━━ Records supplied ━━
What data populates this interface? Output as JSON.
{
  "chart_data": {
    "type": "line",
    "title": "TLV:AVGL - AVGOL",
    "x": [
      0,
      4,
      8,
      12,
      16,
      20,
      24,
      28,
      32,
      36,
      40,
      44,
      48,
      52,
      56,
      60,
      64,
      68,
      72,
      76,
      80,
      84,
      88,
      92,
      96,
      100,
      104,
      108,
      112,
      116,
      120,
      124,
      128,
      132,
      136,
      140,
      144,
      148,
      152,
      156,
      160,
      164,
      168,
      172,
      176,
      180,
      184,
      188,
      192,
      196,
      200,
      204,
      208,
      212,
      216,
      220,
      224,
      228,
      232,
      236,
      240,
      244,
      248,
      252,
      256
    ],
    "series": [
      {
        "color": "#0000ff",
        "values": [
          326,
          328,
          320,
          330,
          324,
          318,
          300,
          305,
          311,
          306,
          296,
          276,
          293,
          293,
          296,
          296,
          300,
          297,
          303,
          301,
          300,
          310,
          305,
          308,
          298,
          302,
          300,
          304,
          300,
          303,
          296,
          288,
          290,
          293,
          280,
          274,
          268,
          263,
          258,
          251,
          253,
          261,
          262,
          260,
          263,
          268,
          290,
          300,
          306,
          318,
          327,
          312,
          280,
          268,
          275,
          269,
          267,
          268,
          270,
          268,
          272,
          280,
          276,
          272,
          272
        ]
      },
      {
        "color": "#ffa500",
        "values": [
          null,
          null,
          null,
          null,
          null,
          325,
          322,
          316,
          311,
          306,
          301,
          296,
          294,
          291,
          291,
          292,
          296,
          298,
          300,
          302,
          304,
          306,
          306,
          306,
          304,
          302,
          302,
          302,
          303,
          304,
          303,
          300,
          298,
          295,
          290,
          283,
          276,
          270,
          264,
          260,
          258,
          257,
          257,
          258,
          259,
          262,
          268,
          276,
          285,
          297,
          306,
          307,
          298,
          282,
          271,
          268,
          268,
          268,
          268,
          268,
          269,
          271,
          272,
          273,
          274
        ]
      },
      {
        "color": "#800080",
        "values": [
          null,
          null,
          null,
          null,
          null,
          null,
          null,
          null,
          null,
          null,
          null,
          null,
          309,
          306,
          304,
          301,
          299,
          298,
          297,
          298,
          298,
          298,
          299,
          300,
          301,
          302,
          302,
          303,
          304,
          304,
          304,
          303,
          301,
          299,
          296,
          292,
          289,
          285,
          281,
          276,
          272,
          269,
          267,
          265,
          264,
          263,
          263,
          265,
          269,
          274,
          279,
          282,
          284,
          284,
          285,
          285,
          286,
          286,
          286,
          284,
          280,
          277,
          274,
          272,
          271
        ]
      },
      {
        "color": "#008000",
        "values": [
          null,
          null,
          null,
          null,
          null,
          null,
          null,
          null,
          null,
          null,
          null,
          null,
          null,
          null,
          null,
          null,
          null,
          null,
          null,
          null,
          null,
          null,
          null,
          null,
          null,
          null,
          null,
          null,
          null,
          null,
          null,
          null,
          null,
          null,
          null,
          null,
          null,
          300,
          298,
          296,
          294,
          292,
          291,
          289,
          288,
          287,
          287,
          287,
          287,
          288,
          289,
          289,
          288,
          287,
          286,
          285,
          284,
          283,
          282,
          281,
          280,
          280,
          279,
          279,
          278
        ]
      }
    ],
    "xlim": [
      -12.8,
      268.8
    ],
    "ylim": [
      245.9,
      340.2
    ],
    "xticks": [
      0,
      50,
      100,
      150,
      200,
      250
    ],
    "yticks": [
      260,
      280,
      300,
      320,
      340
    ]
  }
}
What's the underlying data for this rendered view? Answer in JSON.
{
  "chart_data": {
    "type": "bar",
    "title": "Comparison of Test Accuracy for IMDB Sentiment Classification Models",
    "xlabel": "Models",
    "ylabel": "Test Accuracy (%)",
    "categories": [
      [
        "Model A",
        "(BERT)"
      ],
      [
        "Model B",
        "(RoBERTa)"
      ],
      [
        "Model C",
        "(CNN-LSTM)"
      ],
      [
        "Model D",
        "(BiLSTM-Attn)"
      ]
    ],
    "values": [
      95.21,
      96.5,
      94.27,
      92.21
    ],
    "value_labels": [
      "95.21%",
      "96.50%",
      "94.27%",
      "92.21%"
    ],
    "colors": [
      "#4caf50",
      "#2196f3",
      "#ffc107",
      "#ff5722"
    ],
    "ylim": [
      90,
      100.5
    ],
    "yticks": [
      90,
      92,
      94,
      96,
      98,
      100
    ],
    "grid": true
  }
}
━━━
**Aim**
Determine how many lines of the listing above include the word "Test", and report that number only.

**Exercise solution**
2